Short problem a: Reproduce, character for character, the part of the tmpfs patch message that opens with the words containing "[<prev] [next>] [<thread-prev]" and closes with "13:03:40 -0700 (PDT)".

Excerpted passage:

[<prev] [next>] [<thread-prev] [thread-next>] [day] [month] [year] [list]
Message-ID: <3bf50873-4d1b-a7c7-112e-3a17ac16077f@google.com>
Date: Tue, 15 Jul 2025 13:03:40 -0700 (PDT)
From: Hugh Dickins <hughd@...gle.com>
To: Lorenzo Stoakes <lorenzo.stoakes@...cle.com>,
Andrew Morton <akpm@...ux-foundation.org>
cc: Baolin Wang <baolin.wang@...ux.alibaba.com>,
Matthew Wilcox <willy@...radead.org>, hughd@...gle.com, david@...hat.com,
ziy@...dia.com, Liam.Howlett@...cle.com, npache@...hat.com,
ryan.roberts@....com, dev.jain@....com, baohua@...nel.org, vbabka@...e.cz,
rppt@...nel.org, surenb@...gle.com, mhocko@...e.com, linux-mm@...ck.org,
linux-kernel@...r.kernel.org
Subject: Re: [PATCH v2] mm: fault in complete folios instead of individual
pages for tmpfs
On Wed, 9 Jul 2025, Lorenzo Stoakes wrote:
> On Tue, Jul 08, 2025 at 03:53:56PM +0800, Baolin Wang wrote:
> > On 2025/7/7 21:33, Lorenzo Stoakes wrote:
> > > On Sun, Jul 06, 2025 at 10:02:35AM +0800, Baolin Wang wrote:
> > > > On 2025/7/5 06:18, Andrew Morton wrote:
> > > > > On Fri, 4 Jul 2025 11:19:26 +0800 Baolin Wang <baolin.wang@...ux.alibaba.com> wrote:
> > > > >
> > > > > > After commit acd7ccb284b8 ("mm: shmem: add large folio support for tmpfs"),
> > > > > > tmpfs can also support large folio allocation (not just PMD-sized large
> > > > > > folios).

Short problem b: Find every line in the rows below that contains the string "chart", matching case exactly, and copy each such line.

Provided data:
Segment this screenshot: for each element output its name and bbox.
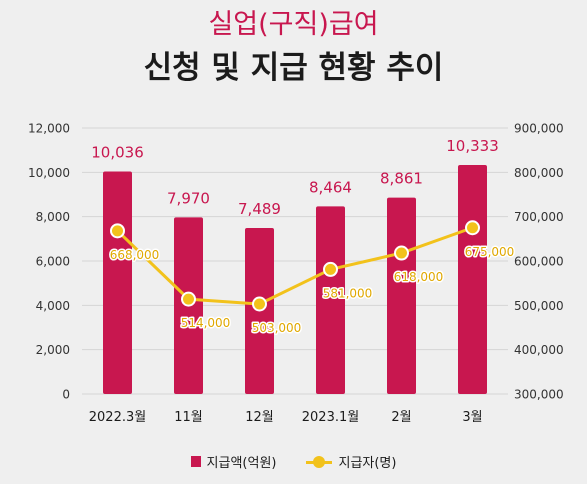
bar-value-label: 10,036: [91, 144, 144, 162]
y-right-tick-label: 600,000: [514, 255, 564, 269]
bar-value-label: 10,333: [446, 137, 499, 155]
line-value-label-halo: 581,000: [323, 286, 373, 300]
bar-value-label: 8,464: [309, 178, 352, 196]
y-left-tick-label: 0: [62, 388, 70, 402]
x-tick-label: 2월: [391, 410, 411, 425]
line-value-label-halo: 503,000: [252, 321, 302, 335]
y-right-tick-label: 700,000: [514, 210, 564, 224]
recipients-line: [116, 226, 474, 306]
bar-value-label: 8,861: [380, 170, 423, 188]
bar: [316, 206, 345, 394]
y-left-tick-label: 8,000: [36, 210, 70, 224]
line-point: [394, 245, 409, 261]
line-value-label-halo: 675,000: [465, 245, 515, 259]
line-value-label: 668,000: [110, 248, 160, 262]
legend-label-recipients: 지급자(명): [338, 456, 397, 471]
x-tick-label: 3월: [462, 410, 482, 425]
legend-line-swatch: [306, 455, 333, 468]
y-right-tick-label: 500,000: [514, 299, 564, 313]
y-right-tick-label: 400,000: [514, 343, 564, 357]
bar: [103, 171, 132, 394]
line-value-label-halo: 618,000: [394, 270, 444, 284]
line-value-label: 514,000: [181, 316, 231, 330]
bar-value-label: 7,489: [238, 200, 281, 218]
chart-legend: 지급액(억원) 지급자(명): [0, 452, 587, 471]
chart-title-line1: 실업(구직)급여: [208, 9, 379, 40]
legend-bar-swatch: [190, 456, 201, 467]
y-left-tick-label: 6,000: [36, 255, 70, 269]
line-point: [465, 220, 480, 236]
line-value-label: 581,000: [323, 286, 373, 300]
bar-value-label: 7,970: [167, 189, 210, 207]
x-tick-label: 11월: [174, 410, 203, 425]
y-right-tick-label: 900,000: [514, 122, 564, 136]
line-value-label: 675,000: [465, 245, 515, 259]
y-right-tick-label: 800,000: [514, 166, 564, 180]
line-value-label: 503,000: [252, 321, 302, 335]
y-left-tick-label: 10,000: [28, 166, 70, 180]
y-left-tick-label: 2,000: [36, 343, 70, 357]
line-value-label: 618,000: [394, 270, 444, 284]
legend-item-amount: 지급액(억원): [190, 452, 277, 471]
legend-item-recipients: 지급자(명): [306, 452, 396, 471]
line-point: [323, 261, 338, 277]
y-left-tick-label: 12,000: [28, 122, 70, 136]
chart-title-line2: 신청 및 지급 현황 추이: [143, 50, 444, 86]
y-left-tick-label: 4,000: [36, 299, 70, 313]
line-point: [181, 291, 196, 307]
y-right-tick-label: 300,000: [514, 388, 564, 402]
line-point: [110, 223, 125, 239]
line-value-label-halo: 668,000: [110, 248, 160, 262]
legend-label-amount: 지급액(억원): [206, 456, 277, 471]
x-tick-label: 2023.1월: [302, 410, 359, 425]
line-value-label-halo: 514,000: [181, 316, 231, 330]
x-tick-label: 12월: [245, 410, 274, 425]
bar: [387, 197, 416, 394]
bar: [458, 164, 487, 394]
x-tick-label: 2022.3월: [89, 410, 146, 425]
line-point: [252, 296, 267, 312]
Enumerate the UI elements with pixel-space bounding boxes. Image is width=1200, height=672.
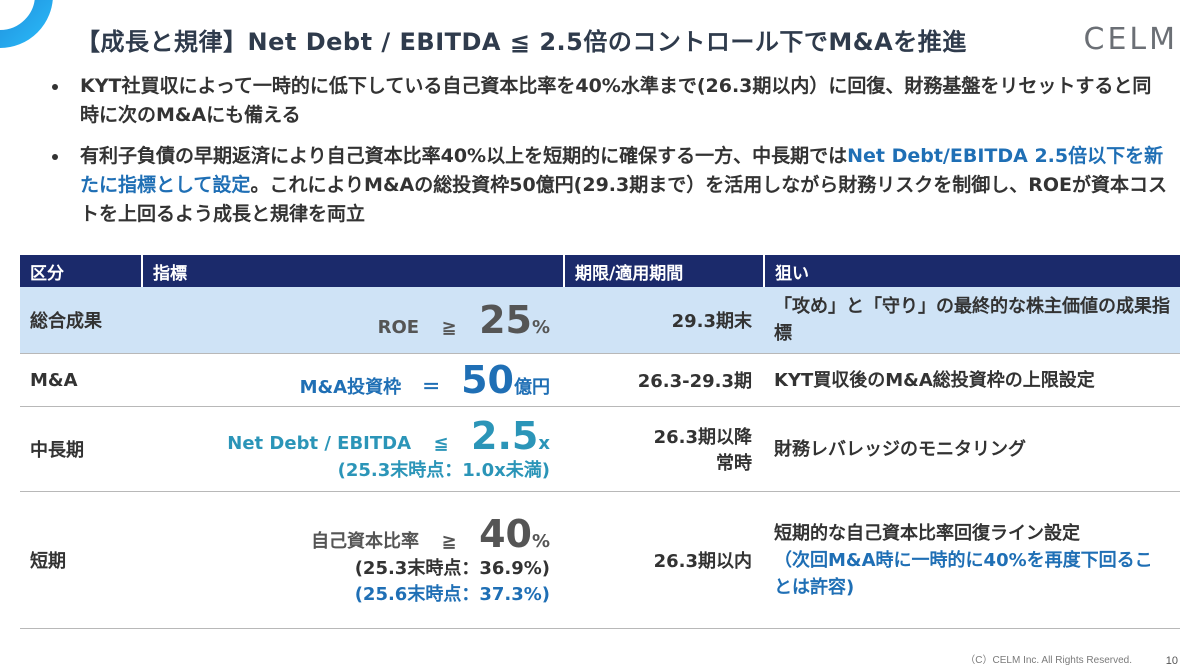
metric-value: 40 [479, 512, 532, 556]
metric-note: (25.3末時点：1.0x未満) [337, 460, 550, 481]
aim-cell: 財務レバレッジのモニタリング [764, 406, 1180, 492]
bullet-item: KYT社買収によって一時的に低下している自己資本比率を40%水準まで(26.3期… [48, 72, 1168, 130]
aim-cell: 短期的な自己資本比率回復ライン設定 （次回M&A時に一時的に40%を再度下回るこ… [764, 491, 1180, 629]
copyright-footer: （C）CELM Inc. All Rights Reserved. [965, 655, 1132, 666]
period-cell: 26.3期以内 [564, 491, 764, 629]
metric-label: 自己資本比率 [311, 531, 420, 552]
metric-note: (25.6末時点：37.3%) [354, 584, 550, 605]
metric-operator: ＝ [422, 377, 441, 398]
aim-text: 「攻め」と「守り」の最終的な株主価値の成果指標 [774, 296, 1170, 344]
table-row: 総合成果 ROE ≧ 25% 29.3期末 「攻め」と「守り」の最終的な株主価値の成… [20, 287, 1180, 354]
aim-note: （次回M&A時に一時的に40%を再度下回ることは許容) [774, 549, 1153, 598]
bullet-text: 。これによりM&Aの総投資枠50億円(29.3期まで）を活用しながら財務リスクを… [80, 174, 1168, 225]
category-cell: 総合成果 [20, 287, 142, 354]
bullet-text: KYT社買収によって一時的に低下している自己資本比率を40%水準まで(26.3期… [80, 75, 1152, 126]
period-text: 常時 [716, 453, 752, 474]
metric-unit: 億円 [514, 377, 550, 398]
aim-cell: 「攻め」と「守り」の最終的な株主価値の成果指標 [764, 287, 1180, 354]
page-number: 10 [1165, 655, 1178, 667]
bullet-dot-icon [52, 84, 58, 90]
metric-cell: ROE ≧ 25% [142, 287, 564, 354]
header-period: 期限/適用期間 [564, 255, 765, 287]
header-category: 区分 [20, 255, 143, 287]
bullet-item: 有利子負債の早期返済により自己資本比率40%以上を短期的に確保する一方、中長期で… [48, 142, 1168, 229]
metric-unit: x [538, 433, 550, 454]
metric-note: (25.3末時点：36.9%) [354, 558, 550, 579]
header-aim: 狙い [764, 255, 1180, 287]
metric-unit: % [531, 317, 550, 338]
metric-cell: Net Debt / EBITDA ≦ 2.5x (25.3末時点：1.0x未満) [142, 406, 564, 492]
header-metric: 指標 [142, 255, 565, 287]
bullet-dot-icon [52, 154, 58, 160]
category-cell: M&A [20, 353, 142, 407]
metric-cell: M&A投資枠 ＝ 50億円 [142, 353, 564, 407]
bullet-highlight-text: Net Debt/EBITDA 2.5倍以下を新たに指標として設定 [80, 145, 1164, 196]
metric-unit: % [531, 531, 550, 552]
metric-label: Net Debt / EBITDA [227, 433, 412, 454]
metric-operator: ≧ [441, 531, 457, 552]
table-header-row: 区分 指標 期限/適用期間 狙い [20, 255, 1180, 287]
bullet-text: 有利子負債の早期返済により自己資本比率40%以上を短期的に確保する一方、中長期で… [80, 145, 848, 167]
category-cell: 中長期 [20, 406, 142, 492]
metric-label: ROE [377, 317, 420, 338]
period-text: 26.3期以内 [653, 551, 752, 572]
metric-cell: 自己資本比率 ≧ 40% (25.3末時点：36.9%) (25.6末時点：37.3… [142, 491, 564, 629]
metric-operator: ≧ [441, 317, 457, 338]
aim-text: 財務レバレッジのモニタリング [774, 438, 1026, 460]
company-logo: CELM [1083, 22, 1178, 57]
period-cell: 26.3期以降 常時 [564, 406, 764, 492]
metric-label: M&A投資枠 [299, 377, 402, 398]
metric-value: 50 [461, 358, 514, 402]
period-cell: 26.3-29.3期 [564, 353, 764, 407]
kpi-table: 区分 指標 期限/適用期間 狙い 総合成果 ROE ≧ 25% 29.3期末 「攻め… [20, 255, 1180, 629]
aim-text: 短期的な自己資本比率回復ライン設定 [774, 522, 1080, 544]
period-text: 26.3期以降 [653, 427, 752, 448]
table-row: 中長期 Net Debt / EBITDA ≦ 2.5x (25.3末時点：1.0x… [20, 406, 1180, 492]
metric-value: 25 [479, 298, 532, 342]
page-title: 【成長と規律】Net Debt / EBITDA ≦ 2.5倍のコントロール下で… [76, 28, 967, 56]
aim-text: KYT買収後のM&A総投資枠の上限設定 [774, 369, 1095, 391]
bullet-list: KYT社買収によって一時的に低下している自己資本比率を40%水準まで(26.3期… [48, 72, 1168, 241]
aim-cell: KYT買収後のM&A総投資枠の上限設定 [764, 353, 1180, 407]
metric-operator: ≦ [433, 433, 449, 454]
table-row: 短期 自己資本比率 ≧ 40% (25.3末時点：36.9%) (25.6末時点：3… [20, 491, 1180, 629]
period-text: 29.3期末 [671, 311, 752, 332]
corner-arc-decoration [0, 0, 53, 48]
category-cell: 短期 [20, 491, 142, 629]
period-text: 26.3-29.3期 [637, 371, 752, 392]
table-row: M&A M&A投資枠 ＝ 50億円 26.3-29.3期 KYT買収後のM&A総投資… [20, 353, 1180, 407]
metric-value: 2.5 [471, 414, 539, 458]
period-cell: 29.3期末 [564, 287, 764, 354]
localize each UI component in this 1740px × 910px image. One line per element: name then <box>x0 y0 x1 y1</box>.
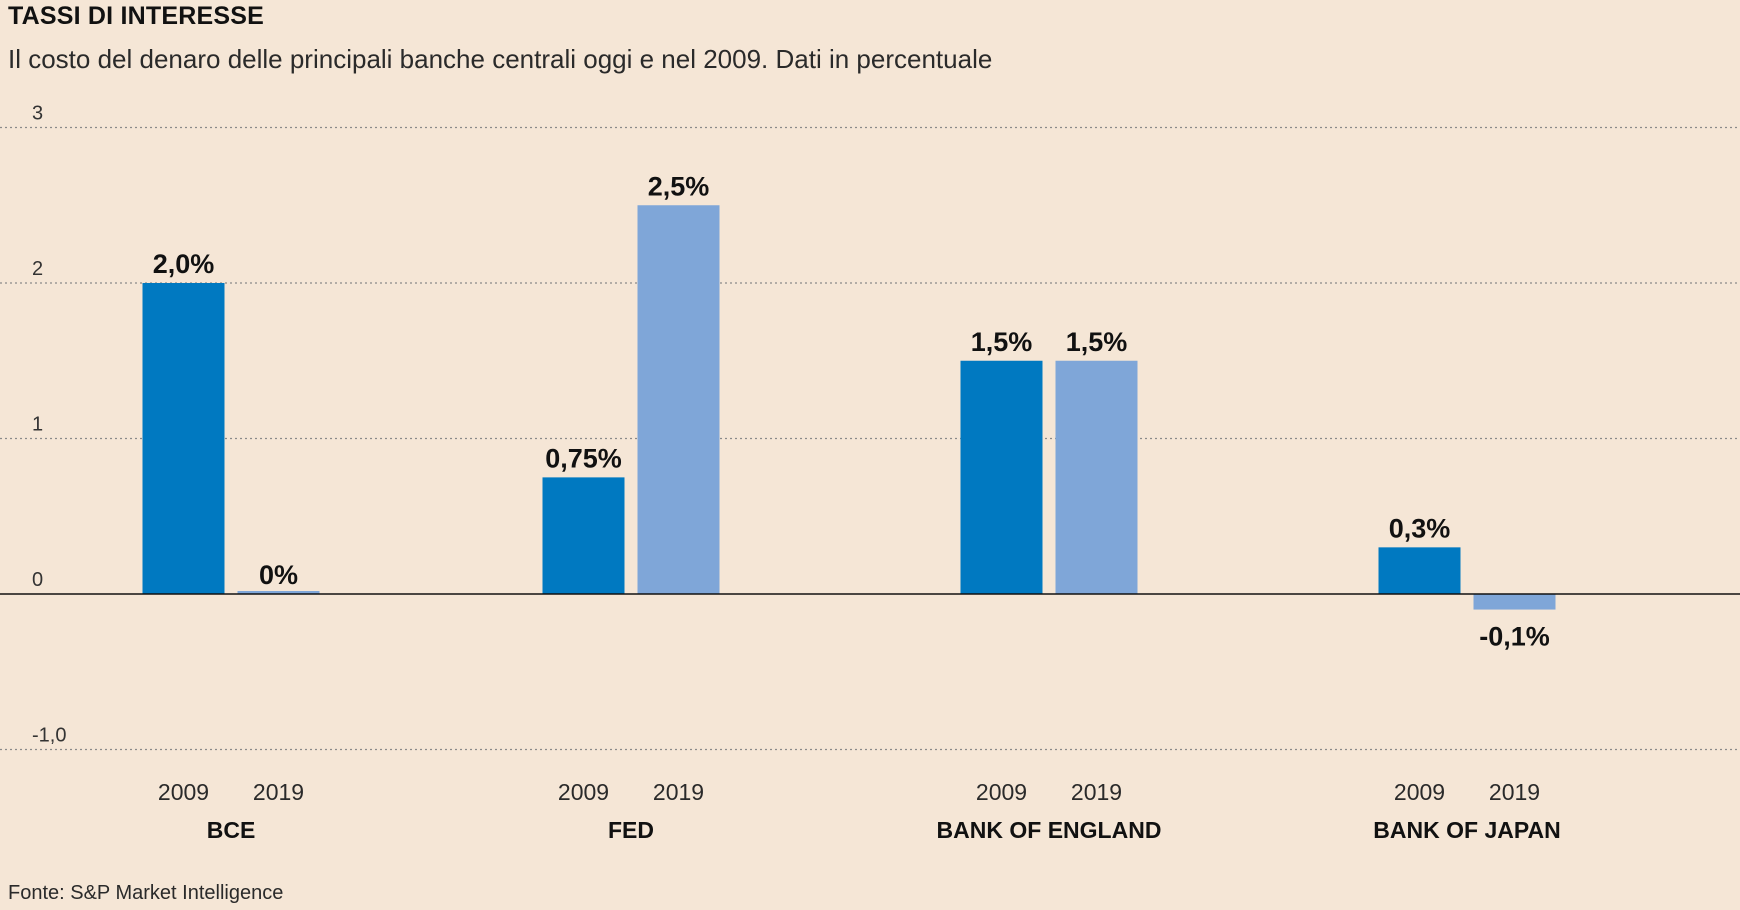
bar-bce-2019 <box>237 591 320 594</box>
x-tick-label: 2009 <box>976 779 1027 805</box>
data-label: 0,75% <box>545 443 622 473</box>
bar-bce-2009 <box>142 283 225 594</box>
x-tick-label: 2019 <box>1071 779 1122 805</box>
y-tick-label: 0 <box>32 569 43 591</box>
x-tick-label: 2019 <box>253 779 304 805</box>
data-label: 2,5% <box>648 171 710 201</box>
x-tick-label: 2009 <box>158 779 209 805</box>
data-label: 0,3% <box>1389 513 1451 543</box>
y-tick-label: 3 <box>32 103 43 125</box>
category-label: BANK OF JAPAN <box>1373 817 1560 843</box>
bar-bank-of-england-2019 <box>1055 360 1138 594</box>
x-tick-label: 2019 <box>1489 779 1540 805</box>
data-label: 0% <box>259 560 298 590</box>
data-label: 1,5% <box>1066 327 1128 357</box>
y-tick-label: 1 <box>32 414 43 436</box>
bar-bank-of-japan-2019 <box>1473 594 1556 610</box>
chart-subtitle: Il costo del denaro delle principali ban… <box>8 44 993 74</box>
category-label: FED <box>608 817 654 843</box>
data-label: 2,0% <box>153 249 215 279</box>
x-tick-label: 2009 <box>558 779 609 805</box>
data-label: -0,1% <box>1479 622 1550 652</box>
bar-fed-2019 <box>637 205 720 594</box>
source-note: Fonte: S&P Market Intelligence <box>8 882 284 904</box>
category-label: BCE <box>207 817 256 843</box>
chart-title: TASSI DI INTERESSE <box>8 2 264 30</box>
data-label: 1,5% <box>971 327 1033 357</box>
y-tick-label: 2 <box>32 258 43 280</box>
x-tick-label: 2009 <box>1394 779 1445 805</box>
bar-bank-of-england-2009 <box>960 360 1043 594</box>
y-tick-label: -1,0 <box>32 725 66 747</box>
x-tick-label: 2019 <box>653 779 704 805</box>
bar-fed-2009 <box>542 477 625 594</box>
category-label: BANK OF ENGLAND <box>937 817 1162 843</box>
bar-bank-of-japan-2009 <box>1378 547 1461 594</box>
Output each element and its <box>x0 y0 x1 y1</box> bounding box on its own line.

Final answer a:
[<prev] [next>] [<thread-prev] [thread-next>] [day] [month] [year] [list]
Message-ID: <3bf50873-4d1b-a7c7-112e-3a17ac16077f@google.com>
Date: Tue, 15 Jul 2025 13:03:40 -0700 (PDT)

Final answer b:
chart-legend: 지급액(억원) 지급자(명): [0, 452, 587, 471]
chart-title-line1: 실업(구직)급여: [208, 9, 379, 40]
chart-title-line2: 신청 및 지급 현황 추이: [143, 50, 444, 86]
chart-subtitle: Il costo del denaro delle principali ban… <box>8 44 993 74</box>
chart-title: TASSI DI INTERESSE <box>8 2 264 30</box>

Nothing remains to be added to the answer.